Exercise prompt:
Exactly reproduce each record listed below.

[Source data]
# # # # # # #

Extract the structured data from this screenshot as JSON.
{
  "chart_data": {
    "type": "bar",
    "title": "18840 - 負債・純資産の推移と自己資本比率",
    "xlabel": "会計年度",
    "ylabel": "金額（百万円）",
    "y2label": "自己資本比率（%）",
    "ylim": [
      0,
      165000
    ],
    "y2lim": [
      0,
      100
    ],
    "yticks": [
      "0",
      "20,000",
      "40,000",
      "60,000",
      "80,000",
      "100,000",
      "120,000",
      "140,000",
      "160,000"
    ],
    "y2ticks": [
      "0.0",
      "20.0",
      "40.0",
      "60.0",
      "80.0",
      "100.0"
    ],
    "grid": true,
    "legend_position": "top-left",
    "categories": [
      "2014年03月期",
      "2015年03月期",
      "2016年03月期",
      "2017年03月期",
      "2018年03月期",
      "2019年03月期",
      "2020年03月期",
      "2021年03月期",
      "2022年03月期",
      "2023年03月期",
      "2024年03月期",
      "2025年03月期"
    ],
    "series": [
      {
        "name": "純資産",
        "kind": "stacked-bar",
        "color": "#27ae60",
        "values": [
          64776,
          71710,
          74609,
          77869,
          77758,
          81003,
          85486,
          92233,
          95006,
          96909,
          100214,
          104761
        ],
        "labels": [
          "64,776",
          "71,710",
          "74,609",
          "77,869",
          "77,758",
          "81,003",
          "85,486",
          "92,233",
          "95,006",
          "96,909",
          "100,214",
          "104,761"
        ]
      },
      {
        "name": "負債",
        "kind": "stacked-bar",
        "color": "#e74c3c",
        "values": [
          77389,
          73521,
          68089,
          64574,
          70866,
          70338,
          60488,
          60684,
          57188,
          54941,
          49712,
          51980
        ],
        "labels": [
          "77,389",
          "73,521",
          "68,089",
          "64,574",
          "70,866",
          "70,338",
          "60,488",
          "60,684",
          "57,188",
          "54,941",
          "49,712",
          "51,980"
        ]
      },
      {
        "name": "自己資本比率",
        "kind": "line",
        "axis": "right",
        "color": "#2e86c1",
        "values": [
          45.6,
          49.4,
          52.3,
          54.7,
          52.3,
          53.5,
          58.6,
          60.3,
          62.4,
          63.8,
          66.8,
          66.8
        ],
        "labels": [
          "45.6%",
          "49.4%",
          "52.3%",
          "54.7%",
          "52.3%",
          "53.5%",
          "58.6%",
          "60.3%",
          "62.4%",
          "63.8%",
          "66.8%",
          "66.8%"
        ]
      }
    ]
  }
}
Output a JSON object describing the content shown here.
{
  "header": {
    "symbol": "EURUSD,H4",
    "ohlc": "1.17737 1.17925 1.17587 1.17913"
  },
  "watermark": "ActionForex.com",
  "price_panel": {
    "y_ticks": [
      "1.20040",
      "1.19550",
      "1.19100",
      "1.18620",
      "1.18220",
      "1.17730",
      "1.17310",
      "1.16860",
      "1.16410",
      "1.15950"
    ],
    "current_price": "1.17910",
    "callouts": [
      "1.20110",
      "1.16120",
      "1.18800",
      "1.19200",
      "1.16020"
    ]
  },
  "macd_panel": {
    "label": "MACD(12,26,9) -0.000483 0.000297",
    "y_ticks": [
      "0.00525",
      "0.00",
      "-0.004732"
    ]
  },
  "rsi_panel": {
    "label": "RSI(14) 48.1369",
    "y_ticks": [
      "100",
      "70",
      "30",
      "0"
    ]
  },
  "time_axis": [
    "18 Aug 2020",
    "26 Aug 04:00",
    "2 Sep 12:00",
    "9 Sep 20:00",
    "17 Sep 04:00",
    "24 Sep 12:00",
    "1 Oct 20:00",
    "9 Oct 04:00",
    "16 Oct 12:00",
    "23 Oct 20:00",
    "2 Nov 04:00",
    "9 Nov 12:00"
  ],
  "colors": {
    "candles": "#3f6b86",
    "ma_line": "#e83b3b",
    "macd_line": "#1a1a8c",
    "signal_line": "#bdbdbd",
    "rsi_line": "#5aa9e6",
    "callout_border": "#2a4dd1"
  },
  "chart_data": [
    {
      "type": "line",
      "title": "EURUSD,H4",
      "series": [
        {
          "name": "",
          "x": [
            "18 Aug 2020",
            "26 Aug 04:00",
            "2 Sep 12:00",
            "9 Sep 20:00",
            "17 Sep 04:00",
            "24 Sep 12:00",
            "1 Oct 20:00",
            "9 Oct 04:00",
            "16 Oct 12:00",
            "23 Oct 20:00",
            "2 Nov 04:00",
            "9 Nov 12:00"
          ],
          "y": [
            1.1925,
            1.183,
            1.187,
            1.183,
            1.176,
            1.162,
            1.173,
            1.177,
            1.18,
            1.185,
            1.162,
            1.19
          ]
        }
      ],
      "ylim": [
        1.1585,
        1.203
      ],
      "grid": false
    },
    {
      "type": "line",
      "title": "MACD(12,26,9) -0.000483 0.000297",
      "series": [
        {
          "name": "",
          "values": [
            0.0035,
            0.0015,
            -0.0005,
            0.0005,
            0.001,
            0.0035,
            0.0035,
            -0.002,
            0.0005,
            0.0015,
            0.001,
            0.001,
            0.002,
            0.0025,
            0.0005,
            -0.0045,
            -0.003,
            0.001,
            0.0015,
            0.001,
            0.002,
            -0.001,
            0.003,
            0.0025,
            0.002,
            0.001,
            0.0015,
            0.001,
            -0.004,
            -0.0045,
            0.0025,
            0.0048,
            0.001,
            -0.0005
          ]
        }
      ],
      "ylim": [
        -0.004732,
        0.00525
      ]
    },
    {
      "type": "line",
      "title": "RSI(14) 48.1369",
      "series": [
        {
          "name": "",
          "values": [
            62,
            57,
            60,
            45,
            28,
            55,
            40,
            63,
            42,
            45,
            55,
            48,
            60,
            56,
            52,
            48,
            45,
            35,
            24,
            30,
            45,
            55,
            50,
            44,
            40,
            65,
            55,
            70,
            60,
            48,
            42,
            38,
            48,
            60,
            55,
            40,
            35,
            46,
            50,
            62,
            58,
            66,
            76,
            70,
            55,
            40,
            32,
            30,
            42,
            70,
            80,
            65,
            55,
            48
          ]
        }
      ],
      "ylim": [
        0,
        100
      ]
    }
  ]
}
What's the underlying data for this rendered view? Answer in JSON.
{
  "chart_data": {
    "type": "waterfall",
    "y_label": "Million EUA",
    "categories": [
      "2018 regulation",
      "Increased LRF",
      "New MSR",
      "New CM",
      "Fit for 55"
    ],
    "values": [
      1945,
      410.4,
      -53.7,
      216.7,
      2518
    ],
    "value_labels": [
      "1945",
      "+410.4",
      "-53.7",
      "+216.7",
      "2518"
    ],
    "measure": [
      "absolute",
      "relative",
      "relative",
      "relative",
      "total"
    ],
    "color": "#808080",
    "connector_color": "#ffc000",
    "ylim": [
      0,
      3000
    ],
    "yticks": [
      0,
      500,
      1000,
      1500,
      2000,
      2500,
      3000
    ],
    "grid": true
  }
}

# # # # # # #

Task result:
Extract the structured data from this screenshot as JSON.
{
  "chart_data": {
    "type": "bar",
    "title": "18840 - 負債・純資産の推移と自己資本比率",
    "xlabel": "会計年度",
    "ylabel": "金額（百万円）",
    "y2label": "自己資本比率（%）",
    "ylim": [
      0,
      165000
    ],
    "y2lim": [
      0,
      100
    ],
    "yticks": [
      "0",
      "20,000",
      "40,000",
      "60,000",
      "80,000",
      "100,000",
      "120,000",
      "140,000",
      "160,000"
    ],
    "y2ticks": [
      "0.0",
      "20.0",
      "40.0",
      "60.0",
      "80.0",
      "100.0"
    ],
    "grid": true,
    "legend_position": "top-left",
    "categories": [
      "2014年03月期",
      "2015年03月期",
      "2016年03月期",
      "2017年03月期",
      "2018年03月期",
      "2019年03月期",
      "2020年03月期",
      "2021年03月期",
      "2022年03月期",
      "2023年03月期",
      "2024年03月期",
      "2025年03月期"
    ],
    "series": [
      {
        "name": "純資産",
        "kind": "stacked-bar",
        "color": "#27ae60",
        "values": [
          64776,
          71710,
          74609,
          77869,
          77758,
          81003,
          85486,
          92233,
          95006,
          96909,
          100214,
          104761
        ],
        "labels": [
          "64,776",
          "71,710",
          "74,609",
          "77,869",
          "77,758",
          "81,003",
          "85,486",
          "92,233",
          "95,006",
          "96,909",
          "100,214",
          "104,761"
        ]
      },
      {
        "name": "負債",
        "kind": "stacked-bar",
        "color": "#e74c3c",
        "values": [
          77389,
          73521,
          68089,
          64574,
          70866,
          70338,
          60488,
          60684,
          57188,
          54941,
          49712,
          51980
        ],
        "labels": [
          "77,389",
          "73,521",
          "68,089",
          "64,574",
          "70,866",
          "70,338",
          "60,488",
          "60,684",
          "57,188",
          "54,941",
          "49,712",
          "51,980"
        ]
      },
      {
        "name": "自己資本比率",
        "kind": "line",
        "axis": "right",
        "color": "#2e86c1",
        "values": [
          45.6,
          49.4,
          52.3,
          54.7,
          52.3,
          53.5,
          58.6,
          60.3,
          62.4,
          63.8,
          66.8,
          66.8
        ],
        "labels": [
          "45.6%",
          "49.4%",
          "52.3%",
          "54.7%",
          "52.3%",
          "53.5%",
          "58.6%",
          "60.3%",
          "62.4%",
          "63.8%",
          "66.8%",
          "66.8%"
        ]
      }
    ]
  }
}
Output a JSON object describing the content shown here.
{
  "header": {
    "symbol": "EURUSD,H4",
    "ohlc": "1.17737 1.17925 1.17587 1.17913"
  },
  "watermark": "ActionForex.com",
  "price_panel": {
    "y_ticks": [
      "1.20040",
      "1.19550",
      "1.19100",
      "1.18620",
      "1.18220",
      "1.17730",
      "1.17310",
      "1.16860",
      "1.16410",
      "1.15950"
    ],
    "current_price": "1.17910",
    "callouts": [
      "1.20110",
      "1.16120",
      "1.18800",
      "1.19200",
      "1.16020"
    ]
  },
  "macd_panel": {
    "label": "MACD(12,26,9) -0.000483 0.000297",
    "y_ticks": [
      "0.00525",
      "0.00",
      "-0.004732"
    ]
  },
  "rsi_panel": {
    "label": "RSI(14) 48.1369",
    "y_ticks": [
      "100",
      "70",
      "30",
      "0"
    ]
  },
  "time_axis": [
    "18 Aug 2020",
    "26 Aug 04:00",
    "2 Sep 12:00",
    "9 Sep 20:00",
    "17 Sep 04:00",
    "24 Sep 12:00",
    "1 Oct 20:00",
    "9 Oct 04:00",
    "16 Oct 12:00",
    "23 Oct 20:00",
    "2 Nov 04:00",
    "9 Nov 12:00"
  ],
  "colors": {
    "candles": "#3f6b86",
    "ma_line": "#e83b3b",
    "macd_line": "#1a1a8c",
    "signal_line": "#bdbdbd",
    "rsi_line": "#5aa9e6",
    "callout_border": "#2a4dd1"
  },
  "chart_data": [
    {
      "type": "line",
      "title": "EURUSD,H4",
      "series": [
        {
          "name": "",
          "x": [
            "18 Aug 2020",
            "26 Aug 04:00",
            "2 Sep 12:00",
            "9 Sep 20:00",
            "17 Sep 04:00",
            "24 Sep 12:00",
            "1 Oct 20:00",
            "9 Oct 04:00",
            "16 Oct 12:00",
            "23 Oct 20:00",
            "2 Nov 04:00",
            "9 Nov 12:00"
          ],
          "y": [
            1.1925,
            1.183,
            1.187,
            1.183,
            1.176,
            1.162,
            1.173,
            1.177,
            1.18,
            1.185,
            1.162,
            1.19
          ]
        }
      ],
      "ylim": [
        1.1585,
        1.203
      ],
      "grid": false
    },
    {
      "type": "line",
      "title": "MACD(12,26,9) -0.000483 0.000297",
      "series": [
        {
          "name": "",
          "values": [
            0.0035,
            0.0015,
            -0.0005,
            0.0005,
            0.001,
            0.0035,
            0.0035,
            -0.002,
            0.0005,
            0.0015,
            0.001,
            0.001,
            0.002,
            0.0025,
            0.0005,
            -0.0045,
            -0.003,
            0.001,
            0.0015,
            0.001,
            0.002,
            -0.001,
            0.003,
            0.0025,
            0.002,
            0.001,
            0.0015,
            0.001,
            -0.004,
            -0.0045,
            0.0025,
            0.0048,
            0.001,
            -0.0005
          ]
        }
      ],
      "ylim": [
        -0.004732,
        0.00525
      ]
    },
    {
      "type": "line",
      "title": "RSI(14) 48.1369",
      "series": [
        {
          "name": "",
          "values": [
            62,
            57,
            60,
            45,
            28,
            55,
            40,
            63,
            42,
            45,
            55,
            48,
            60,
            56,
            52,
            48,
            45,
            35,
            24,
            30,
            45,
            55,
            50,
            44,
            40,
            65,
            55,
            70,
            60,
            48,
            42,
            38,
            48,
            60,
            55,
            40,
            35,
            46,
            50,
            62,
            58,
            66,
            76,
            70,
            55,
            40,
            32,
            30,
            42,
            70,
            80,
            65,
            55,
            48
          ]
        }
      ],
      "ylim": [
        0,
        100
      ]
    }
  ]
}
What's the underlying data for this rendered view? Answer in JSON.
{
  "chart_data": {
    "type": "waterfall",
    "y_label": "Million EUA",
    "categories": [
      "2018 regulation",
      "Increased LRF",
      "New MSR",
      "New CM",
      "Fit for 55"
    ],
    "values": [
      1945,
      410.4,
      -53.7,
      216.7,
      2518
    ],
    "value_labels": [
      "1945",
      "+410.4",
      "-53.7",
      "+216.7",
      "2518"
    ],
    "measure": [
      "absolute",
      "relative",
      "relative",
      "relative",
      "total"
    ],
    "color": "#808080",
    "connector_color": "#ffc000",
    "ylim": [
      0,
      3000
    ],
    "yticks": [
      0,
      500,
      1000,
      1500,
      2000,
      2500,
      3000
    ],
    "grid": true
  }
}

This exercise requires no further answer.